▸ **Task details**:
Show, from the records below, all lines that contain the word "Carrera".

Extracted data entries:
_____

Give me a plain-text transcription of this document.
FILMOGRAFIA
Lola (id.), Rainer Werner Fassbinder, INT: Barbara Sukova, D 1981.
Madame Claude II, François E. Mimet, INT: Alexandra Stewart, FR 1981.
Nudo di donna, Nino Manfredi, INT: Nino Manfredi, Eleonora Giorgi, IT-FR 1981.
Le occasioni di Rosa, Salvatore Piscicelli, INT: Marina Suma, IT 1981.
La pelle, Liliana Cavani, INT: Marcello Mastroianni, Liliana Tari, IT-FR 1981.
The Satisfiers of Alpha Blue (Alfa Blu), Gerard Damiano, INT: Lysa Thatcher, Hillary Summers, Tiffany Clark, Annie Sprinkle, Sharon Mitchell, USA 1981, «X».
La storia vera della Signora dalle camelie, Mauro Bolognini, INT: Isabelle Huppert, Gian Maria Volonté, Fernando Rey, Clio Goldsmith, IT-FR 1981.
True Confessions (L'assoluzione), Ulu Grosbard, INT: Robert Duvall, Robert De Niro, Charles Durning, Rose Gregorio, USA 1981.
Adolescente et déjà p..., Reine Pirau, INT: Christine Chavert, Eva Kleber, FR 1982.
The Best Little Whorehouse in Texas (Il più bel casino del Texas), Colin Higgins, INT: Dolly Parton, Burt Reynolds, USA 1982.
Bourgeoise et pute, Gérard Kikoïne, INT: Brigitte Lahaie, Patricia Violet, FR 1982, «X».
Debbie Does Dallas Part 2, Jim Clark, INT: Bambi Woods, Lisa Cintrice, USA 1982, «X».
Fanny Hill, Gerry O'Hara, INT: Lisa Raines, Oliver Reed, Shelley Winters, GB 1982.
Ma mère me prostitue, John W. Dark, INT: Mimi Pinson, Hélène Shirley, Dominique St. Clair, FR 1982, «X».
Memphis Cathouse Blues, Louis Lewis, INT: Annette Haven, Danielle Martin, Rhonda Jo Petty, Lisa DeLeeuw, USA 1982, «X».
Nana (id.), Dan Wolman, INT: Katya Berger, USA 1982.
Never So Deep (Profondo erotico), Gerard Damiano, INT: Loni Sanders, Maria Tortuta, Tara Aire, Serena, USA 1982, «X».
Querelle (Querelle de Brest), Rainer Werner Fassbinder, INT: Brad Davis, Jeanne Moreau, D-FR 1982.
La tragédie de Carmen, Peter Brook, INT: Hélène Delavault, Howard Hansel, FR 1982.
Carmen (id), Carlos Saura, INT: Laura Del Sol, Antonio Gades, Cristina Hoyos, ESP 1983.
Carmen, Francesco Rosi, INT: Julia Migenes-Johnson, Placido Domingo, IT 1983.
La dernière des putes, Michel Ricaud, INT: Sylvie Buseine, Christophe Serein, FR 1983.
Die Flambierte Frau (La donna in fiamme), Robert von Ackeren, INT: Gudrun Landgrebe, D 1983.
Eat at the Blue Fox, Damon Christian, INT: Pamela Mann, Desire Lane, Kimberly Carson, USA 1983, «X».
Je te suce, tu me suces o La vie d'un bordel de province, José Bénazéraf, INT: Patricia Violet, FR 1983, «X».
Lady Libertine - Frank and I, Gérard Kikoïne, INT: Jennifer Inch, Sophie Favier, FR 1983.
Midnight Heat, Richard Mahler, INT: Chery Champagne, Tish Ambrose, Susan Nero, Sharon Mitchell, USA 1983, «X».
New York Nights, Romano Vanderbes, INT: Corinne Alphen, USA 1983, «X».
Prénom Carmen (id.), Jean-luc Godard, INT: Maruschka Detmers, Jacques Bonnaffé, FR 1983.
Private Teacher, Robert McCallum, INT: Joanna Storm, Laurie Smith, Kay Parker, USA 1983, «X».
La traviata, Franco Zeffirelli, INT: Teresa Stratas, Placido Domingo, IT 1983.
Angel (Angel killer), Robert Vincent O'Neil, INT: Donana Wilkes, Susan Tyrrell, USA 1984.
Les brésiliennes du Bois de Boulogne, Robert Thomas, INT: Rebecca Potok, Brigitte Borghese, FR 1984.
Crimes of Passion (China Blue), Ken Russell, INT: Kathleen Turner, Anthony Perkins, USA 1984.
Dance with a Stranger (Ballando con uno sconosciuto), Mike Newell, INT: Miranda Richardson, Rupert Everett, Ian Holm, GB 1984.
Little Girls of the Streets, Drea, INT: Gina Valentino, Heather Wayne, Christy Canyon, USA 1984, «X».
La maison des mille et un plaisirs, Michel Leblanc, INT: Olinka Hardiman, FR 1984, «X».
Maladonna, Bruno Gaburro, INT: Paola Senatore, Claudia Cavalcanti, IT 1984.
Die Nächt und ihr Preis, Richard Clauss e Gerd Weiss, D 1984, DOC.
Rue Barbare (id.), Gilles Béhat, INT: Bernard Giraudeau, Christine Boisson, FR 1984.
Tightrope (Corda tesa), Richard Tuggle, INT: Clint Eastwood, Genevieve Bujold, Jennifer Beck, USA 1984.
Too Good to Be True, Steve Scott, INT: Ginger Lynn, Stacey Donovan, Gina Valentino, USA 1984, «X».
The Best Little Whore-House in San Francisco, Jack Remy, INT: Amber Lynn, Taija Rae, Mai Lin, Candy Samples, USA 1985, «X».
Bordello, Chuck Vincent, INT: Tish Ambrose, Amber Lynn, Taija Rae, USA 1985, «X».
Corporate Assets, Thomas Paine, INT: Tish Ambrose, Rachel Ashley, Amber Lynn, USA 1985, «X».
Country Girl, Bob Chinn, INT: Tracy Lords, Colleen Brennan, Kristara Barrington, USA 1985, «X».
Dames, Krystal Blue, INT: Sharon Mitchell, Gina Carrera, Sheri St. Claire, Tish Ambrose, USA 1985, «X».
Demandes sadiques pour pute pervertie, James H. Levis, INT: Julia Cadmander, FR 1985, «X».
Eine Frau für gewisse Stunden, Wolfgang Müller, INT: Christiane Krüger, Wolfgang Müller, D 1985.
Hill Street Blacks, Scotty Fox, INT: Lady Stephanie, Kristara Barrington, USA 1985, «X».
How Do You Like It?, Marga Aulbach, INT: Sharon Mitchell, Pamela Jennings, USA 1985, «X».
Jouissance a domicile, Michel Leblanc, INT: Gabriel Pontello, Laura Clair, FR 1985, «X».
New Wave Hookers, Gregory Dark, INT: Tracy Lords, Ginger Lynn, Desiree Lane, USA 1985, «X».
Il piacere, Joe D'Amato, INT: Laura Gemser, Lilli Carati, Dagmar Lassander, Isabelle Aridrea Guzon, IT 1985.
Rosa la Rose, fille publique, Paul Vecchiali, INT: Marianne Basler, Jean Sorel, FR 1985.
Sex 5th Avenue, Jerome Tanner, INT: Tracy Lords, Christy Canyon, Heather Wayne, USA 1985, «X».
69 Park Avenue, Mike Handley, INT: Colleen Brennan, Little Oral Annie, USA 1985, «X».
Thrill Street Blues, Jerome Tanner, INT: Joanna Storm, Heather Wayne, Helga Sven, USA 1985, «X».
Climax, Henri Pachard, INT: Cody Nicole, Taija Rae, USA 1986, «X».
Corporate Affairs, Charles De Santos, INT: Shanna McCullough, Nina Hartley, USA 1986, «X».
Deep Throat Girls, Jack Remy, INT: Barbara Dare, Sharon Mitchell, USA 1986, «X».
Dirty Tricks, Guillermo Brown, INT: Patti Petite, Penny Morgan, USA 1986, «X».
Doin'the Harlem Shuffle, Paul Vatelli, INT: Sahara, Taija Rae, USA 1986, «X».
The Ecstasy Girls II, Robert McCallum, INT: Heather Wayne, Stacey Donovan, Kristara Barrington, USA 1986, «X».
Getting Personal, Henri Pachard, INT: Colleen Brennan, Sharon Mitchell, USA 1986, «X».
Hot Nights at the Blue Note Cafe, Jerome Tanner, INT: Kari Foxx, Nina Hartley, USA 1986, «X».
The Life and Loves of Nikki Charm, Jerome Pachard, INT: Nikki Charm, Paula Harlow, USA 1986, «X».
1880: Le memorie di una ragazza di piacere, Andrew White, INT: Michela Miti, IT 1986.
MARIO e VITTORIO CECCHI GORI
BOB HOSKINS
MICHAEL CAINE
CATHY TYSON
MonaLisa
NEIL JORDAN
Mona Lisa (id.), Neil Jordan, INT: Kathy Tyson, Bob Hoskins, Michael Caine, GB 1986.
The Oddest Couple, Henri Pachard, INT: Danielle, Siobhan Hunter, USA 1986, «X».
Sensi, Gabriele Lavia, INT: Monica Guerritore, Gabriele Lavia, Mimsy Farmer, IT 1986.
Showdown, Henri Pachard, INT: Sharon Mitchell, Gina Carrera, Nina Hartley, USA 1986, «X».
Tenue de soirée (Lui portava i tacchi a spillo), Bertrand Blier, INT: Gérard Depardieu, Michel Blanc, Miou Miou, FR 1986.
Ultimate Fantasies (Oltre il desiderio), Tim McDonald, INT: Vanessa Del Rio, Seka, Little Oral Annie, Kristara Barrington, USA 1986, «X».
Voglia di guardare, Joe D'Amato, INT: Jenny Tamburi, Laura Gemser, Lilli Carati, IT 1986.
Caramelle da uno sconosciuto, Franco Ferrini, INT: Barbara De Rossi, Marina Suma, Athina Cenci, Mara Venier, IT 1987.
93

_____

▸ **Result below**:
Dames, Krystal Blue, INT: Sharon Mitchell, Gina Carrera, Sheri St. Claire, Tish Ambrose, USA 1985, «X».
Showdown, Henri Pachard, INT: Sharon Mitchell, Gina Carrera, Nina Hartley, USA 1986, «X».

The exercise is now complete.